▶ Source
........

# how to avoid back to sender shot 100%



## ppmgshooter (Nov 19, 2016)

how to avoid back to sender shot 100%
I've heard Nathan from simplest say that if you shoot with a wet pouch you can have an rts
what are all the causes of a return to sender shot and how to avoid it completly
please note I am not referring to a ricochet but return to sender(the projectile leaves the pouch and flys backwards to the shooter)

thanks


----------



## Karloshi (Apr 6, 2021)

No idea. The only ones i have flying back are ones that hit the target and the come back towards me. This tends to happen when hitting my heavy leather targets.


----------



## ppmgshooter (Nov 19, 2016)

Karloshi said:


> No idea. The only ones i have flying back are ones that hit the target and the come back towards me. This tends to happen when hitting my heavy leather targets.


i also did not know that its possible but i heard nathan on yt talking about one of the resons that it can happen


----------



## Slide-Easy (Aug 16, 2020)

I shoot 2-300 times every day and twice on Sunday. He is the only one I have ever heard mention it, other than those that heard it from him and parroted it back again.


----------



## ppmgshooter (Nov 19, 2016)

Slide-Easy said:


> I shoot 2-300 times every day and twice on Sunday. He is the only one I have ever heard mention it, other than those that heard it from him and parroted it back again.


----------



## ppmgshooter (Nov 19, 2016)




----------



## Reed Lukens (Aug 16, 2020)

I've only had two that I can remember, both were on tubes with those old oversized pouches. It went right back past my ear... The main cause is too large of a pouch for the ammo. The second was with a real old Sureshot Rock Pouch that came with the Linville Longtom... same thing... right past my ear and into the tree behind me. Luckily, I was shooting 3/8" clay... but shooting the 3/8" clay from that pouch that really dwarfed the ammo was the cause.

........

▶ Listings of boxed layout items
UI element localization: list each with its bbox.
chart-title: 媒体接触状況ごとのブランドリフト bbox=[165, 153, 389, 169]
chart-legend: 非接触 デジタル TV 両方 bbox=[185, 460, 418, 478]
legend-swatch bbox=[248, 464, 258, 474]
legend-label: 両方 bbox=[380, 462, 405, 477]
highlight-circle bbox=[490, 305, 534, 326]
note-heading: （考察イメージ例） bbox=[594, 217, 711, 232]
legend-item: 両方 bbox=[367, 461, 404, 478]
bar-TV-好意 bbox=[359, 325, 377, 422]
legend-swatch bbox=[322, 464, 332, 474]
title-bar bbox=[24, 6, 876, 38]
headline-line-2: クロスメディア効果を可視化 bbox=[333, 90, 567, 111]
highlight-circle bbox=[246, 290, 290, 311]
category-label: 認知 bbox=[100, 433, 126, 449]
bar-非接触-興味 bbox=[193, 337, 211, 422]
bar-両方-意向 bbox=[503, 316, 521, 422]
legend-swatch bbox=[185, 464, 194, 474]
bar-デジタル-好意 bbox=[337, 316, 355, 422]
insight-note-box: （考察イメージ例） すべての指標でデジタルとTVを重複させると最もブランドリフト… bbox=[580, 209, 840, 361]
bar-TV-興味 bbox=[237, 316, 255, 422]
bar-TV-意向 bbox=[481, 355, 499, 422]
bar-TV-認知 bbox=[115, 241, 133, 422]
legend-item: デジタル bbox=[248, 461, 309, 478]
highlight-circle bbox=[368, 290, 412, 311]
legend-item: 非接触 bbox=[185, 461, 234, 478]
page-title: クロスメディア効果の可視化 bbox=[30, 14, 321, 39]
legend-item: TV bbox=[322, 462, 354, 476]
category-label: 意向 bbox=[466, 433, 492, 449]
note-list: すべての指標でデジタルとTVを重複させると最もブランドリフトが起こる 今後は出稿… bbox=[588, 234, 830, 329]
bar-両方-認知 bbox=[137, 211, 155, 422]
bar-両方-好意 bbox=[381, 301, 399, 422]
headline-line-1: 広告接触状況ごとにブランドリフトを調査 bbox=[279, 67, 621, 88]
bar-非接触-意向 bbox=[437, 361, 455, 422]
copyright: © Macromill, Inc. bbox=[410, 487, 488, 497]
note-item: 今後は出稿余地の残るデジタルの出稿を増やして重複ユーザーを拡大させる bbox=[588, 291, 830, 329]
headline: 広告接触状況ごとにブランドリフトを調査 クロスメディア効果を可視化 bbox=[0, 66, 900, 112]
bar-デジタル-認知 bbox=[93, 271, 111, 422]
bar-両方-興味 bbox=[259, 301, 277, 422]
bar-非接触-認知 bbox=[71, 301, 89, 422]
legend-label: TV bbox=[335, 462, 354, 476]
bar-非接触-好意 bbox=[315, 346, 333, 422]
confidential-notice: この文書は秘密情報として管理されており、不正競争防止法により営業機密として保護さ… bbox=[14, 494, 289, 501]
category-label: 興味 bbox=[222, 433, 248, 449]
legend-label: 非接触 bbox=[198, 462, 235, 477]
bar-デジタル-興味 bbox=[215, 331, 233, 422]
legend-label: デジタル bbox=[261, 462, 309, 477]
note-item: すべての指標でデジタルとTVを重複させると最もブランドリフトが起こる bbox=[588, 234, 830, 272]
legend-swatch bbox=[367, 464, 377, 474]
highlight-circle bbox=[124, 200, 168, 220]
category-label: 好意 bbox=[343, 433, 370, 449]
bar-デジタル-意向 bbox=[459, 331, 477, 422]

........

▶ Written exercise
Copy word for word the stretch of the slingshot thread from "# how to avoid" through "to the shooter)". The entries are not needed for this exercise.

▶ Answer for the task
# how to avoid back to sender shot 100%



## ppmgshooter (Nov 19, 2016)

how to avoid back to sender shot 100%
I've heard Nathan from simplest say that if you shoot with a wet pouch you can have an rts
what are all the causes of a return to sender shot and how to avoid it completly
please note I am not referring to a ricochet but return to sender(the projectile leaves the pouch and flys backwards to the shooter)